--- START ---

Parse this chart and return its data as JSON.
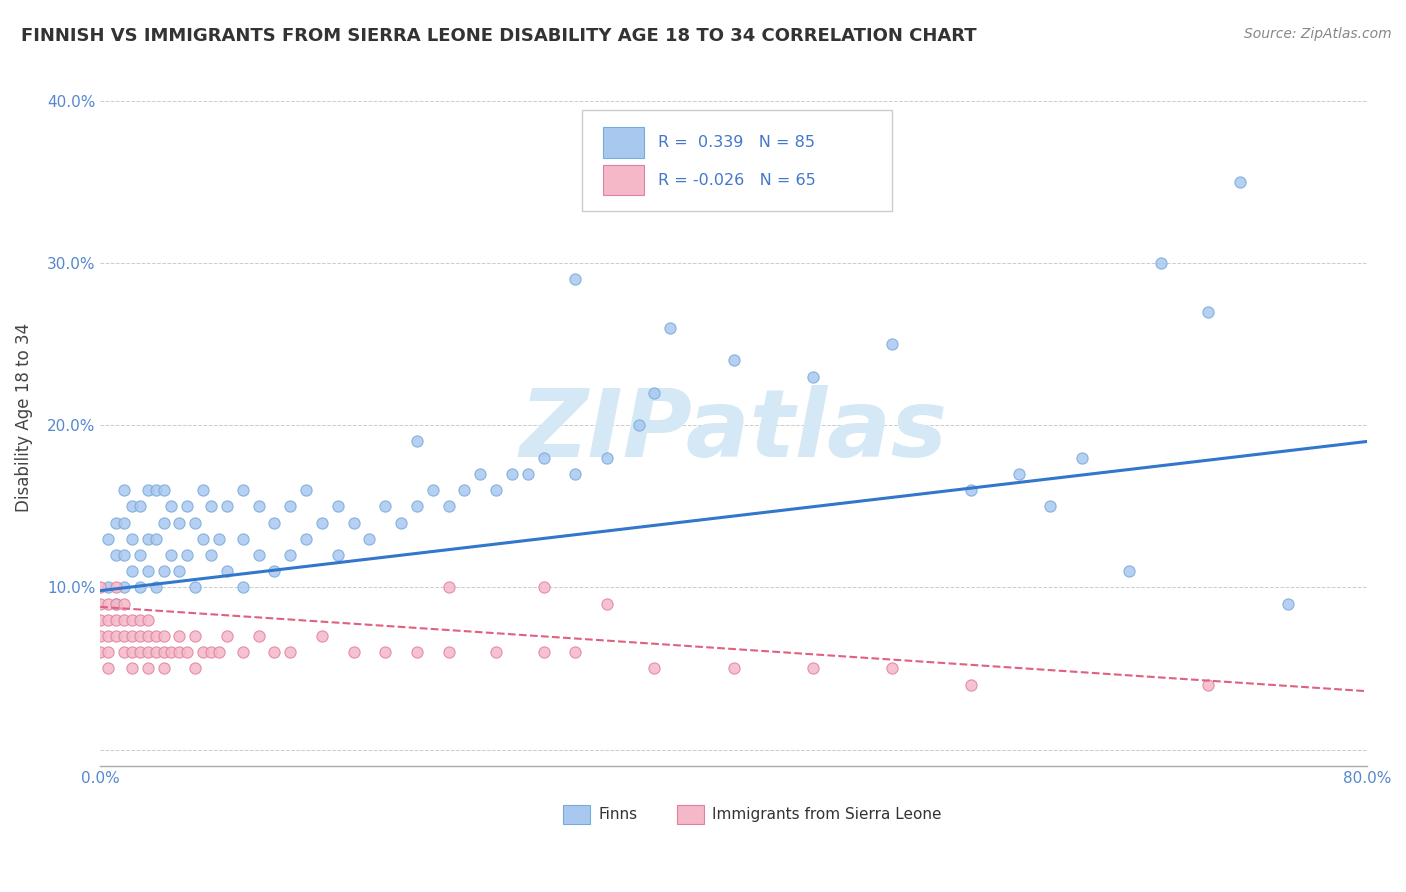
{
  "title": "FINNISH VS IMMIGRANTS FROM SIERRA LEONE DISABILITY AGE 18 TO 34 CORRELATION CHART",
  "source": "Source: ZipAtlas.com",
  "ylabel": "Disability Age 18 to 34",
  "xlim": [
    0.0,
    0.8
  ],
  "ylim": [
    -0.01,
    0.42
  ],
  "finn_color": "#a8c8f0",
  "finn_edge_color": "#7aaad8",
  "sierra_color": "#f5b8c8",
  "sierra_edge_color": "#e080a0",
  "finn_line_color": "#3377cc",
  "sierra_line_color": "#e06080",
  "watermark_color": "#d5e8f5",
  "background_color": "#ffffff",
  "legend_text_color": "#4477cc",
  "finn_scatter_x": [
    0.005,
    0.005,
    0.01,
    0.01,
    0.01,
    0.015,
    0.015,
    0.015,
    0.015,
    0.02,
    0.02,
    0.02,
    0.025,
    0.025,
    0.025,
    0.03,
    0.03,
    0.03,
    0.035,
    0.035,
    0.035,
    0.04,
    0.04,
    0.04,
    0.045,
    0.045,
    0.05,
    0.05,
    0.055,
    0.055,
    0.06,
    0.06,
    0.065,
    0.065,
    0.07,
    0.07,
    0.075,
    0.08,
    0.08,
    0.09,
    0.09,
    0.09,
    0.1,
    0.1,
    0.11,
    0.11,
    0.12,
    0.12,
    0.13,
    0.13,
    0.14,
    0.15,
    0.15,
    0.16,
    0.17,
    0.18,
    0.19,
    0.2,
    0.21,
    0.22,
    0.23,
    0.24,
    0.25,
    0.26,
    0.27,
    0.28,
    0.3,
    0.32,
    0.34,
    0.36,
    0.4,
    0.45,
    0.5,
    0.55,
    0.58,
    0.6,
    0.62,
    0.65,
    0.67,
    0.7,
    0.72,
    0.75,
    0.3,
    0.2,
    0.35
  ],
  "finn_scatter_y": [
    0.1,
    0.13,
    0.09,
    0.12,
    0.14,
    0.1,
    0.12,
    0.14,
    0.16,
    0.11,
    0.13,
    0.15,
    0.1,
    0.12,
    0.15,
    0.11,
    0.13,
    0.16,
    0.1,
    0.13,
    0.16,
    0.11,
    0.14,
    0.16,
    0.12,
    0.15,
    0.11,
    0.14,
    0.12,
    0.15,
    0.1,
    0.14,
    0.13,
    0.16,
    0.12,
    0.15,
    0.13,
    0.11,
    0.15,
    0.1,
    0.13,
    0.16,
    0.12,
    0.15,
    0.11,
    0.14,
    0.12,
    0.15,
    0.13,
    0.16,
    0.14,
    0.12,
    0.15,
    0.14,
    0.13,
    0.15,
    0.14,
    0.15,
    0.16,
    0.15,
    0.16,
    0.17,
    0.16,
    0.17,
    0.17,
    0.18,
    0.17,
    0.18,
    0.2,
    0.26,
    0.24,
    0.23,
    0.25,
    0.16,
    0.17,
    0.15,
    0.18,
    0.11,
    0.3,
    0.27,
    0.35,
    0.09,
    0.29,
    0.19,
    0.22
  ],
  "sierra_scatter_x": [
    0.0,
    0.0,
    0.0,
    0.0,
    0.0,
    0.005,
    0.005,
    0.005,
    0.005,
    0.005,
    0.01,
    0.01,
    0.01,
    0.01,
    0.015,
    0.015,
    0.015,
    0.015,
    0.02,
    0.02,
    0.02,
    0.02,
    0.025,
    0.025,
    0.025,
    0.03,
    0.03,
    0.03,
    0.03,
    0.035,
    0.035,
    0.04,
    0.04,
    0.04,
    0.045,
    0.05,
    0.05,
    0.055,
    0.06,
    0.06,
    0.065,
    0.07,
    0.075,
    0.08,
    0.09,
    0.1,
    0.11,
    0.12,
    0.14,
    0.16,
    0.18,
    0.2,
    0.22,
    0.25,
    0.28,
    0.3,
    0.35,
    0.4,
    0.45,
    0.5,
    0.55,
    0.22,
    0.28,
    0.32,
    0.7
  ],
  "sierra_scatter_y": [
    0.08,
    0.09,
    0.1,
    0.06,
    0.07,
    0.07,
    0.08,
    0.09,
    0.05,
    0.06,
    0.07,
    0.08,
    0.09,
    0.1,
    0.06,
    0.07,
    0.08,
    0.09,
    0.05,
    0.06,
    0.07,
    0.08,
    0.06,
    0.07,
    0.08,
    0.05,
    0.06,
    0.07,
    0.08,
    0.06,
    0.07,
    0.05,
    0.06,
    0.07,
    0.06,
    0.06,
    0.07,
    0.06,
    0.05,
    0.07,
    0.06,
    0.06,
    0.06,
    0.07,
    0.06,
    0.07,
    0.06,
    0.06,
    0.07,
    0.06,
    0.06,
    0.06,
    0.06,
    0.06,
    0.06,
    0.06,
    0.05,
    0.05,
    0.05,
    0.05,
    0.04,
    0.1,
    0.1,
    0.09,
    0.04
  ]
}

--- END ---

#### Goal:
Pictures are not part of the copy; reproduce everything else in the records exactly.

#### Final result:
Parse this chart and return its data as JSON.
{
  "title": "FINNISH VS IMMIGRANTS FROM SIERRA LEONE DISABILITY AGE 18 TO 34 CORRELATION CHART",
  "source": "Source: ZipAtlas.com",
  "ylabel": "Disability Age 18 to 34",
  "xlim": [
    0.0,
    0.8
  ],
  "ylim": [
    -0.01,
    0.42
  ],
  "finn_color": "#a8c8f0",
  "finn_edge_color": "#7aaad8",
  "sierra_color": "#f5b8c8",
  "sierra_edge_color": "#e080a0",
  "finn_line_color": "#3377cc",
  "sierra_line_color": "#e06080",
  "watermark_color": "#d5e8f5",
  "background_color": "#ffffff",
  "legend_text_color": "#4477cc",
  "finn_scatter_x": [
    0.005,
    0.005,
    0.01,
    0.01,
    0.01,
    0.015,
    0.015,
    0.015,
    0.015,
    0.02,
    0.02,
    0.02,
    0.025,
    0.025,
    0.025,
    0.03,
    0.03,
    0.03,
    0.035,
    0.035,
    0.035,
    0.04,
    0.04,
    0.04,
    0.045,
    0.045,
    0.05,
    0.05,
    0.055,
    0.055,
    0.06,
    0.06,
    0.065,
    0.065,
    0.07,
    0.07,
    0.075,
    0.08,
    0.08,
    0.09,
    0.09,
    0.09,
    0.1,
    0.1,
    0.11,
    0.11,
    0.12,
    0.12,
    0.13,
    0.13,
    0.14,
    0.15,
    0.15,
    0.16,
    0.17,
    0.18,
    0.19,
    0.2,
    0.21,
    0.22,
    0.23,
    0.24,
    0.25,
    0.26,
    0.27,
    0.28,
    0.3,
    0.32,
    0.34,
    0.36,
    0.4,
    0.45,
    0.5,
    0.55,
    0.58,
    0.6,
    0.62,
    0.65,
    0.67,
    0.7,
    0.72,
    0.75,
    0.3,
    0.2,
    0.35
  ],
  "finn_scatter_y": [
    0.1,
    0.13,
    0.09,
    0.12,
    0.14,
    0.1,
    0.12,
    0.14,
    0.16,
    0.11,
    0.13,
    0.15,
    0.1,
    0.12,
    0.15,
    0.11,
    0.13,
    0.16,
    0.1,
    0.13,
    0.16,
    0.11,
    0.14,
    0.16,
    0.12,
    0.15,
    0.11,
    0.14,
    0.12,
    0.15,
    0.1,
    0.14,
    0.13,
    0.16,
    0.12,
    0.15,
    0.13,
    0.11,
    0.15,
    0.1,
    0.13,
    0.16,
    0.12,
    0.15,
    0.11,
    0.14,
    0.12,
    0.15,
    0.13,
    0.16,
    0.14,
    0.12,
    0.15,
    0.14,
    0.13,
    0.15,
    0.14,
    0.15,
    0.16,
    0.15,
    0.16,
    0.17,
    0.16,
    0.17,
    0.17,
    0.18,
    0.17,
    0.18,
    0.2,
    0.26,
    0.24,
    0.23,
    0.25,
    0.16,
    0.17,
    0.15,
    0.18,
    0.11,
    0.3,
    0.27,
    0.35,
    0.09,
    0.29,
    0.19,
    0.22
  ],
  "sierra_scatter_x": [
    0.0,
    0.0,
    0.0,
    0.0,
    0.0,
    0.005,
    0.005,
    0.005,
    0.005,
    0.005,
    0.01,
    0.01,
    0.01,
    0.01,
    0.015,
    0.015,
    0.015,
    0.015,
    0.02,
    0.02,
    0.02,
    0.02,
    0.025,
    0.025,
    0.025,
    0.03,
    0.03,
    0.03,
    0.03,
    0.035,
    0.035,
    0.04,
    0.04,
    0.04,
    0.045,
    0.05,
    0.05,
    0.055,
    0.06,
    0.06,
    0.065,
    0.07,
    0.075,
    0.08,
    0.09,
    0.1,
    0.11,
    0.12,
    0.14,
    0.16,
    0.18,
    0.2,
    0.22,
    0.25,
    0.28,
    0.3,
    0.35,
    0.4,
    0.45,
    0.5,
    0.55,
    0.22,
    0.28,
    0.32,
    0.7
  ],
  "sierra_scatter_y": [
    0.08,
    0.09,
    0.1,
    0.06,
    0.07,
    0.07,
    0.08,
    0.09,
    0.05,
    0.06,
    0.07,
    0.08,
    0.09,
    0.1,
    0.06,
    0.07,
    0.08,
    0.09,
    0.05,
    0.06,
    0.07,
    0.08,
    0.06,
    0.07,
    0.08,
    0.05,
    0.06,
    0.07,
    0.08,
    0.06,
    0.07,
    0.05,
    0.06,
    0.07,
    0.06,
    0.06,
    0.07,
    0.06,
    0.05,
    0.07,
    0.06,
    0.06,
    0.06,
    0.07,
    0.06,
    0.07,
    0.06,
    0.06,
    0.07,
    0.06,
    0.06,
    0.06,
    0.06,
    0.06,
    0.06,
    0.06,
    0.05,
    0.05,
    0.05,
    0.05,
    0.04,
    0.1,
    0.1,
    0.09,
    0.04
  ]
}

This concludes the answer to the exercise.